*Provided records*.
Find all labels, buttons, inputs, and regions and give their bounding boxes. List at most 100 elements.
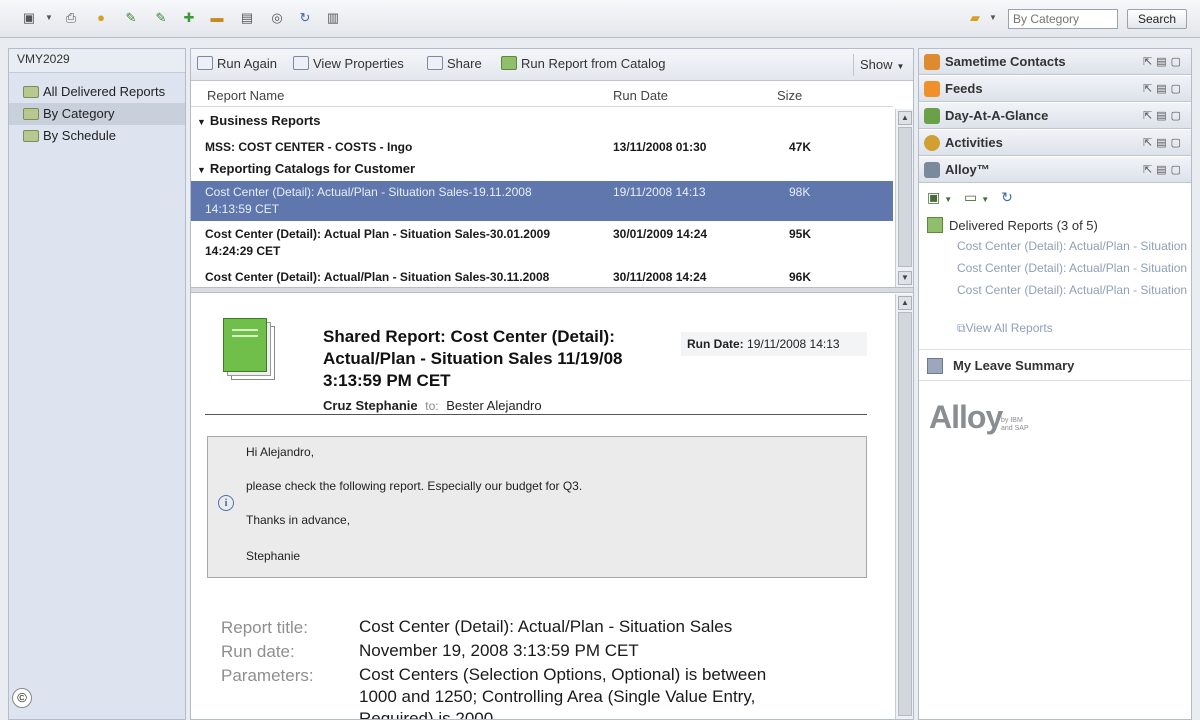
run-date-value: 19/11/2008 14:13 (747, 337, 840, 351)
group-header[interactable]: ▼ Business Reports (197, 113, 320, 128)
delivered-report-link[interactable]: Cost Center (Detail): Actual/Plan - Situ… (957, 239, 1189, 253)
view-properties-button[interactable]: View Properties (293, 56, 404, 71)
new-icon[interactable]: ▣ (20, 9, 38, 27)
search-input[interactable] (1008, 9, 1118, 29)
group-header[interactable]: ▼ Reporting Catalogs for Customer (197, 161, 415, 176)
shelf-controls-icon[interactable]: ⇱▤▢ (1143, 55, 1185, 68)
shelf-activities[interactable]: Activities ⇱▤▢ (919, 130, 1191, 156)
shelf-controls-icon[interactable]: ⇱▤▢ (1143, 82, 1185, 95)
run-again-button[interactable]: Run Again (197, 56, 277, 71)
delivered-reports-count: (3 of 5) (1056, 218, 1098, 233)
delivered-report-link[interactable]: Cost Center (Detail): Actual/Plan - Situ… (957, 283, 1189, 297)
shelf-title: Alloy™ (945, 162, 990, 177)
row-date: 19/11/2008 14:13 (613, 185, 706, 199)
column-header-size[interactable]: Size (777, 88, 802, 103)
add-icon[interactable]: ✚ (180, 9, 198, 27)
table-row-selected[interactable]: Cost Center (Detail): Actual/Plan - Situ… (191, 181, 893, 221)
binoculars-icon[interactable]: ◎ (268, 9, 286, 27)
new-report-icon[interactable]: ▣ (927, 189, 944, 205)
delivered-reports-header[interactable]: Delivered Reports (3 of 5) (927, 217, 1098, 233)
document-icon[interactable]: ▤ (238, 9, 256, 27)
row-name: Cost Center (Detail): Actual/Plan - Situ… (205, 270, 550, 284)
column-header-report-name[interactable]: Report Name (207, 88, 284, 103)
alloy-logo-subtext: by IBM and SAP (1001, 417, 1029, 433)
nav-item-by-schedule[interactable]: By Schedule (9, 125, 185, 147)
row-name-continued: 14:24:29 CET (205, 244, 281, 258)
pane-splitter[interactable] (191, 287, 913, 293)
alloy-logo: Alloy (929, 399, 1003, 435)
alloy-toolbar: ▣▼ ▭▼ ↻ (927, 189, 1017, 206)
highlight-icon[interactable]: ▬ (208, 9, 226, 27)
shelf-feeds[interactable]: Feeds ⇱▤▢ (919, 76, 1191, 102)
center-panel: Run Again View Properties Share Run Repo… (190, 48, 914, 720)
message-box: i Hi Alejandro, please check the followi… (207, 436, 867, 578)
share-label: Share (447, 56, 482, 71)
expand-triangle-icon: ▼ (197, 117, 206, 127)
scroll-thumb[interactable] (898, 127, 912, 267)
table-row[interactable]: MSS: COST CENTER - COSTS - Ingo 13/11/20… (191, 137, 893, 159)
nav-item-label: All Delivered Reports (43, 84, 166, 99)
share-button[interactable]: Share (427, 56, 482, 71)
parameters-line: Cost Centers (Selection Options, Optiona… (359, 665, 767, 684)
window-icon[interactable]: ▭ (964, 189, 981, 205)
table-row[interactable]: Cost Center (Detail): Actual/Plan - Situ… (191, 269, 893, 287)
list-scrollbar[interactable]: ▲ ▼ (895, 109, 913, 287)
dropdown-arrow-icon[interactable]: ▼ (981, 195, 993, 204)
show-dropdown[interactable]: Show ▼ (853, 54, 911, 76)
delivered-report-link[interactable]: Cost Center (Detail): Actual/Plan - Situ… (957, 261, 1189, 275)
nav-item-label: By Schedule (43, 128, 116, 143)
parameters-label: Parameters: (221, 666, 314, 685)
scroll-down-icon[interactable]: ▼ (898, 271, 912, 285)
row-size: 98K (789, 185, 811, 199)
chevron-down-icon: ▼ (896, 62, 905, 71)
nav-item-label: By Category (43, 106, 115, 121)
expand-triangle-icon: ▼ (197, 165, 206, 175)
shelf-day-at-a-glance[interactable]: Day-At-A-Glance ⇱▤▢ (919, 103, 1191, 129)
shelf-sametime-contacts[interactable]: Sametime Contacts ⇱▤▢ (919, 49, 1191, 75)
row-name-continued: 14:13:59 CET (205, 202, 280, 216)
sender-name[interactable]: Cruz Stephanie (323, 398, 418, 413)
action-bar: Run Again View Properties Share Run Repo… (191, 49, 913, 81)
to-label: to: (425, 399, 439, 413)
nav-item-all-delivered-reports[interactable]: All Delivered Reports (9, 81, 185, 103)
my-leave-summary[interactable]: My Leave Summary (919, 349, 1191, 381)
run-report-from-catalog-button[interactable]: Run Report from Catalog (501, 56, 666, 71)
table-row[interactable]: Cost Center (Detail): Actual Plan - Situ… (191, 225, 893, 265)
report-icon[interactable]: ▥ (324, 9, 342, 27)
share-icon (427, 56, 443, 70)
print-icon[interactable]: ⎙ (62, 9, 80, 27)
detail-scrollbar[interactable]: ▲ (895, 294, 913, 719)
dropdown-arrow-icon[interactable]: ▼ (44, 9, 54, 27)
nav-item-by-category[interactable]: By Category (9, 103, 185, 125)
link-icon[interactable]: ✎ (122, 9, 140, 27)
scroll-up-icon[interactable]: ▲ (898, 296, 912, 310)
shelf-controls-icon[interactable]: ⇱▤▢ (1143, 109, 1185, 122)
folder-icon[interactable]: ▰ (966, 9, 984, 27)
folder-dropdown-icon[interactable]: ▼ (988, 9, 998, 27)
row-date: 13/11/2008 01:30 (613, 140, 707, 154)
leave-summary-label: My Leave Summary (953, 358, 1075, 373)
view-all-reports-link[interactable]: ⧉View All Reports (957, 321, 1053, 336)
right-sidebar: Sametime Contacts ⇱▤▢ Feeds ⇱▤▢ Day-At-A… (918, 48, 1192, 720)
edit-link-icon[interactable]: ✎ (152, 9, 170, 27)
shelf-controls-icon[interactable]: ⇱▤▢ (1143, 163, 1185, 176)
recipient-name[interactable]: Bester Alejandro (446, 398, 541, 413)
shelf-alloy[interactable]: Alloy™ ⇱▤▢ (919, 157, 1191, 183)
message-thanks: Thanks in advance, (246, 513, 351, 527)
search-button[interactable]: Search (1127, 9, 1187, 29)
row-date: 30/11/2008 14:24 (613, 270, 707, 284)
refresh-icon[interactable]: ↻ (296, 9, 314, 27)
column-header-run-date[interactable]: Run Date (613, 88, 668, 103)
dropdown-arrow-icon[interactable]: ▼ (944, 195, 956, 204)
divider-line (205, 414, 867, 415)
sametime-icon (924, 54, 940, 70)
folder-icon (23, 86, 39, 98)
row-date: 30/01/2009 14:24 (613, 227, 708, 241)
refresh-icon[interactable]: ↻ (1001, 189, 1017, 205)
row-name: MSS: COST CENTER - COSTS - Ingo (205, 140, 413, 154)
scroll-thumb[interactable] (898, 312, 912, 716)
shelf-controls-icon[interactable]: ⇱▤▢ (1143, 136, 1185, 149)
coin-icon[interactable]: ● (92, 9, 110, 27)
scroll-up-icon[interactable]: ▲ (898, 111, 912, 125)
group-label: Business Reports (209, 113, 321, 128)
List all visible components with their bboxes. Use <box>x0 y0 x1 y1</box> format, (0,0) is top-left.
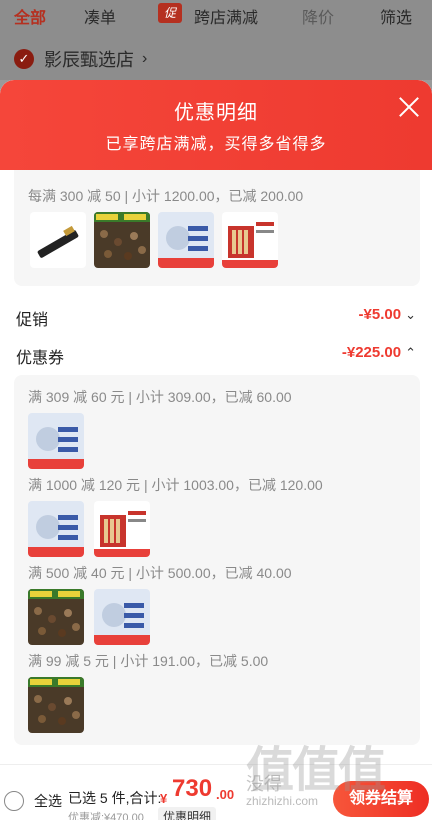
product-thumb[interactable] <box>28 413 84 469</box>
product-thumb[interactable] <box>28 589 84 645</box>
sheet-title: 优惠明细 <box>174 102 258 124</box>
checkout-bar: 全选 已选 5 件,合计: ¥ 730 .00 优惠减:¥470.00 优惠明细… <box>0 764 432 820</box>
sheet-subtitle: 已享跨店满减，买得多省得多 <box>105 136 327 153</box>
coupon-value: -¥225.00 ⌃ <box>342 344 416 361</box>
coupon-group-label: 满 309 减 60 元 | 小计 309.00，已减 60.00 <box>28 389 292 405</box>
promo-row[interactable]: 促销 -¥5.00 ⌄ <box>16 306 416 330</box>
close-icon[interactable] <box>396 94 422 120</box>
coupon-group-label: 满 1000 减 120 元 | 小计 1003.00，已减 120.00 <box>28 477 323 493</box>
tab-all[interactable]: 全部 <box>14 4 46 28</box>
promo-badge-icon: 促 <box>158 3 182 23</box>
selected-summary: 已选 5 件,合计: <box>68 790 162 806</box>
chevron-right-icon: › <box>142 50 148 67</box>
check-icon: ✓ <box>14 49 34 69</box>
product-thumb[interactable] <box>158 212 214 268</box>
promo-amount: -¥5.00 <box>358 306 402 323</box>
coupon-group-label: 满 99 减 5 元 | 小计 191.00，已减 5.00 <box>28 653 269 669</box>
store-row[interactable]: ✓ 影辰甄选店 › <box>14 46 147 72</box>
discount-amount: 优惠减:¥470.00 <box>68 812 144 820</box>
chevron-down-icon: ⌄ <box>405 307 416 322</box>
total-decimal: .00 <box>216 787 235 802</box>
product-thumb[interactable] <box>222 212 278 268</box>
chevron-up-icon: ⌃ <box>405 345 416 360</box>
total-amount: 730 <box>172 775 213 802</box>
cross-store-label: 每满 300 减 50 | 小计 1200.00，已减 200.00 <box>28 188 304 204</box>
sheet-header: 优惠明细 已享跨店满减，买得多省得多 <box>0 80 432 170</box>
coupon-label: 优惠券 <box>16 350 65 367</box>
tab-cross-store[interactable]: 跨店满减 <box>194 4 258 28</box>
discount-detail-button[interactable]: 优惠明细 <box>158 807 217 820</box>
coupon-amount: -¥225.00 <box>341 344 402 361</box>
coupon-groups-card: 满 309 减 60 元 | 小计 309.00，已减 60.00 满 1000… <box>14 375 420 745</box>
background-app: 全部 凑单 促 跨店满减 降价 筛选 ✓ 影辰甄选店 › <box>0 0 432 80</box>
product-thumb[interactable] <box>28 501 84 557</box>
product-thumb[interactable] <box>30 212 86 268</box>
promo-label: 促销 <box>16 312 49 329</box>
select-all-radio[interactable] <box>4 791 24 811</box>
tab-filter[interactable]: 筛选 <box>380 4 412 28</box>
coupon-row[interactable]: 优惠券 -¥225.00 ⌃ <box>16 344 416 368</box>
product-thumb[interactable] <box>28 677 84 733</box>
checkout-button[interactable]: 领券结算 <box>333 781 429 817</box>
tab-price-drop[interactable]: 降价 <box>302 4 334 28</box>
discount-detail-sheet: 优惠明细 已享跨店满减，买得多省得多 每满 300 减 50 | 小计 1200… <box>0 80 432 820</box>
product-thumb[interactable] <box>94 589 150 645</box>
cross-store-card: 每满 300 减 50 | 小计 1200.00，已减 200.00 <box>14 170 420 286</box>
product-thumb[interactable] <box>94 212 150 268</box>
filter-tabs: 全部 凑单 促 跨店满减 降价 筛选 <box>0 0 432 28</box>
select-all-label[interactable]: 全选 <box>34 791 62 811</box>
product-thumb[interactable] <box>94 501 150 557</box>
coupon-group-label: 满 500 减 40 元 | 小计 500.00，已减 40.00 <box>28 565 292 581</box>
promo-value: -¥5.00 ⌄ <box>359 306 416 323</box>
currency-symbol: ¥ <box>160 791 168 806</box>
tab-coudan[interactable]: 凑单 <box>84 4 116 28</box>
store-name: 影辰甄选店 <box>44 50 134 70</box>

*Written exercise*. Copy the rows starting with the line containing "product-thumb[interactable] <box>28 413" and going on through the line containing "check-icon: ✓ <box>14 49 34 69</box>", substituting "coupon-tier-label" for every "coupon-group-label" and leaving everything else unchanged.

*The reply*.
product-thumb[interactable] <box>28 413 84 469</box>
product-thumb[interactable] <box>28 589 84 645</box>
sheet-title: 优惠明细 <box>174 102 258 124</box>
checkout-bar: 全选 已选 5 件,合计: ¥ 730 .00 优惠减:¥470.00 优惠明细… <box>0 764 432 820</box>
sheet-subtitle: 已享跨店满减，买得多省得多 <box>105 136 327 153</box>
coupon-value: -¥225.00 ⌃ <box>342 344 416 361</box>
coupon-tier-label: 满 309 减 60 元 | 小计 309.00，已减 60.00 <box>28 389 292 405</box>
promo-row[interactable]: 促销 -¥5.00 ⌄ <box>16 306 416 330</box>
close-icon[interactable] <box>396 94 422 120</box>
coupon-tier-label: 满 1000 减 120 元 | 小计 1003.00，已减 120.00 <box>28 477 323 493</box>
tab-all[interactable]: 全部 <box>14 4 46 28</box>
promo-badge-icon: 促 <box>158 3 182 23</box>
selected-summary: 已选 5 件,合计: <box>68 790 162 806</box>
chevron-right-icon: › <box>142 50 148 67</box>
check-icon: ✓ <box>14 49 34 69</box>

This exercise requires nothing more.